> Exercise instructions:
Copy everything in the listing below word for word, apart from any images.

[Dataset items]
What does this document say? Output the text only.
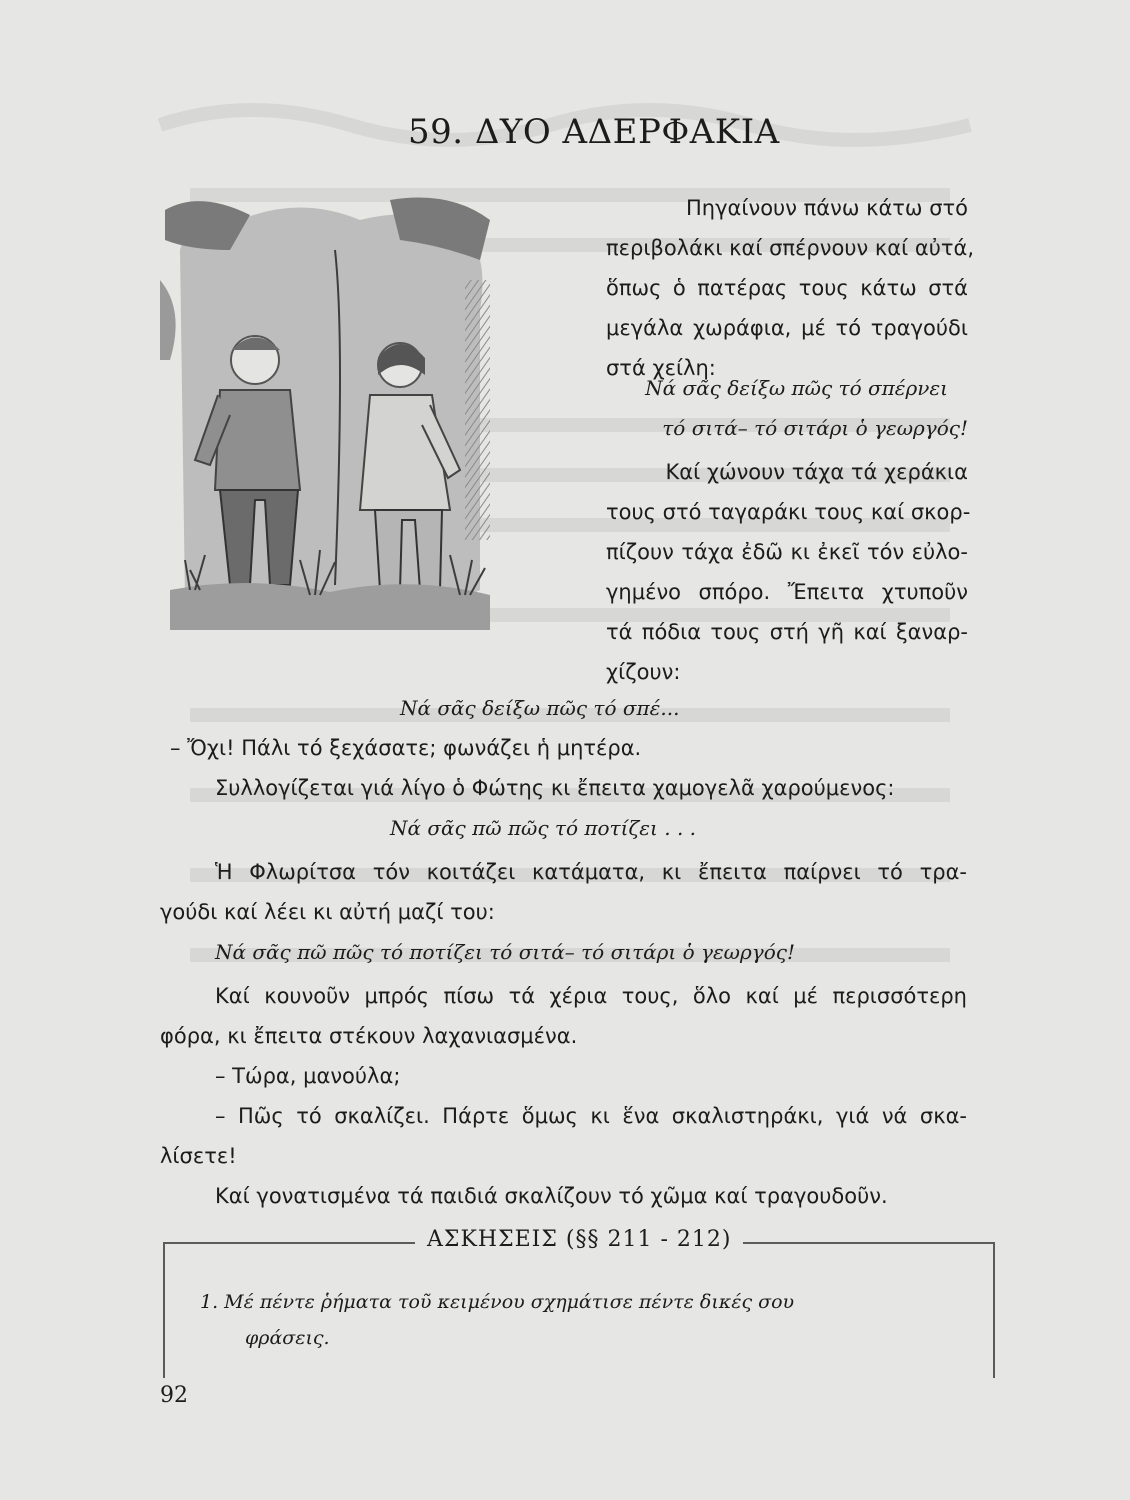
59. ΔΥΟ ΑΔΕΡΦΑΚΙΑ
Πηγαίνουν πάνω κάτω στό
περιβολάκι καί σπέρνουν καί αὐτά,
ὅπως ὁ πατέρας τους κάτω στά
μεγάλα χωράφια, μέ τό τραγούδι
στά χείλη:
Νά σᾶς δείξω πῶς τό σπέρνει
τό σιτά– τό σιτάρι ὁ γεωργός!
Καί χώνουν τάχα τά χεράκια
τους στό ταγαράκι τους καί σκορ-
πίζουν τάχα ἐδῶ κι ἐκεῖ τόν εὐλο-
γημένο σπόρο. Ἔπειτα χτυποῦν
τά πόδια τους στή γῆ καί ξαναρ-
χίζουν:
Νά σᾶς δείξω πῶς τό σπέ...
– Ὄχι! Πάλι τό ξεχάσατε; φωνάζει ἡ μητέρα.
Συλλογίζεται γιά λίγο ὁ Φώτης κι ἔπειτα χαμογελᾶ χαρούμενος:
Νά σᾶς πῶ πῶς τό ποτίζει . . .
Ἡ Φλωρίτσα τόν κοιτάζει κατάματα, κι ἔπειτα παίρνει τό τρα-
γούδι καί λέει κι αὐτή μαζί του:
Νά σᾶς πῶ πῶς τό ποτίζει τό σιτά– τό σιτάρι ὁ γεωργός!
Καί κουνοῦν μπρός πίσω τά χέρια τους, ὅλο καί μέ περισσότερη
φόρα, κι ἔπειτα στέκουν λαχανιασμένα.
– Τώρα, μανούλα;
– Πῶς τό σκαλίζει. Πάρτε ὅμως κι ἕνα σκαλιστηράκι, γιά νά σκα-
λίσετε!
Καί γονατισμένα τά παιδιά σκαλίζουν τό χῶμα καί τραγουδοῦν.
ΑΣΚΗΣΕΙΣ (§§ 211 - 212)
1. Μέ πέντε ῥήματα τοῦ κειμένου σχημάτισε πέντε δικές σου
φράσεις.
92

> The result:
What does this document say? Output the text only.
59. ΔΥΟ ΑΔΕΡΦΑΚΙΑ
Πηγαίνουν πάνω κάτω στό
περιβολάκι καί σπέρνουν καί αὐτά,
ὅπως ὁ πατέρας τους κάτω στά
μεγάλα χωράφια, μέ τό τραγούδι
στά χείλη:
Νά σᾶς δείξω πῶς τό σπέρνει
τό σιτά– τό σιτάρι ὁ γεωργός!
Καί χώνουν τάχα τά χεράκια
τους στό ταγαράκι τους καί σκορ-
πίζουν τάχα ἐδῶ κι ἐκεῖ τόν εὐλο-
γημένο σπόρο. Ἔπειτα χτυποῦν
τά πόδια τους στή γῆ καί ξαναρ-
χίζουν:
Νά σᾶς δείξω πῶς τό σπέ...
– Ὄχι! Πάλι τό ξεχάσατε; φωνάζει ἡ μητέρα.
Συλλογίζεται γιά λίγο ὁ Φώτης κι ἔπειτα χαμογελᾶ χαρούμενος:
Νά σᾶς πῶ πῶς τό ποτίζει . . .
Ἡ Φλωρίτσα τόν κοιτάζει κατάματα, κι ἔπειτα παίρνει τό τρα-
γούδι καί λέει κι αὐτή μαζί του:
Νά σᾶς πῶ πῶς τό ποτίζει τό σιτά– τό σιτάρι ὁ γεωργός!
Καί κουνοῦν μπρός πίσω τά χέρια τους, ὅλο καί μέ περισσότερη
φόρα, κι ἔπειτα στέκουν λαχανιασμένα.
– Τώρα, μανούλα;
– Πῶς τό σκαλίζει. Πάρτε ὅμως κι ἕνα σκαλιστηράκι, γιά νά σκα-
λίσετε!
Καί γονατισμένα τά παιδιά σκαλίζουν τό χῶμα καί τραγουδοῦν.
ΑΣΚΗΣΕΙΣ (§§ 211 - 212)
1. Μέ πέντε ῥήματα τοῦ κειμένου σχημάτισε πέντε δικές σου
φράσεις.
92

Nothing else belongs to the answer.